Start Available data

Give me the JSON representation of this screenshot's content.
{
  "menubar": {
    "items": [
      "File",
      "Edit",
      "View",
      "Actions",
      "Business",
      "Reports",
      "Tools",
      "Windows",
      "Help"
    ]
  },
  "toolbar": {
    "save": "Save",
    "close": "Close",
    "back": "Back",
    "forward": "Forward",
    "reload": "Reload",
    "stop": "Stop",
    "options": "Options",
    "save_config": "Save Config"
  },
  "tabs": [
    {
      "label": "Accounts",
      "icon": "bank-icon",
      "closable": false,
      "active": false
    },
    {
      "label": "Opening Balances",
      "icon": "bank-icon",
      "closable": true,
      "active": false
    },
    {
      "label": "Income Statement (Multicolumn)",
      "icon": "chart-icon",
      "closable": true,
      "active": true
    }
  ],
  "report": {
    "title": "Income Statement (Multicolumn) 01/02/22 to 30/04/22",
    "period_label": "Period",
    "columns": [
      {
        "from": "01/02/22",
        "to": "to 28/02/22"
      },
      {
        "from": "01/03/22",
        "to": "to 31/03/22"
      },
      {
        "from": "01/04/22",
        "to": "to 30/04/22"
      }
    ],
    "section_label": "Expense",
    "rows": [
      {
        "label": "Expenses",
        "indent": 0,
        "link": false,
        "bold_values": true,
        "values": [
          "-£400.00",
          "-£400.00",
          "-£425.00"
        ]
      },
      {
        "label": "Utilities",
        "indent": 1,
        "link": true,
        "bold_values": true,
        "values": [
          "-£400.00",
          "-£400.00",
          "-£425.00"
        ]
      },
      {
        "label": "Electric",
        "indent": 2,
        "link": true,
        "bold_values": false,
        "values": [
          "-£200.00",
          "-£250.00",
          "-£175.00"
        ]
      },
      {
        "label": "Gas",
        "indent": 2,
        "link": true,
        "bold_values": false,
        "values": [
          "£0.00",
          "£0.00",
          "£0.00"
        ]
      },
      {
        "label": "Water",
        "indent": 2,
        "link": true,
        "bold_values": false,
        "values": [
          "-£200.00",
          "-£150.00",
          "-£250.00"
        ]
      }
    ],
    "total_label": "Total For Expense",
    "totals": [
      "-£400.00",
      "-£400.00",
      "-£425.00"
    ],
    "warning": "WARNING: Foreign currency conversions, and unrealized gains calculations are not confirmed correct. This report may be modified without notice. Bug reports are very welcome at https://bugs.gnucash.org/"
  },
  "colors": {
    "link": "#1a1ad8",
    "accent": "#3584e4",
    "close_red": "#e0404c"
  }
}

End Available data

§ Your goal
Gather each line from the entries above that includes the word "Income".

§ Response to the exercise
      "label": "Income Statement (Multicolumn)",
    "title": "Income Statement (Multicolumn) 01/02/22 to 30/04/22",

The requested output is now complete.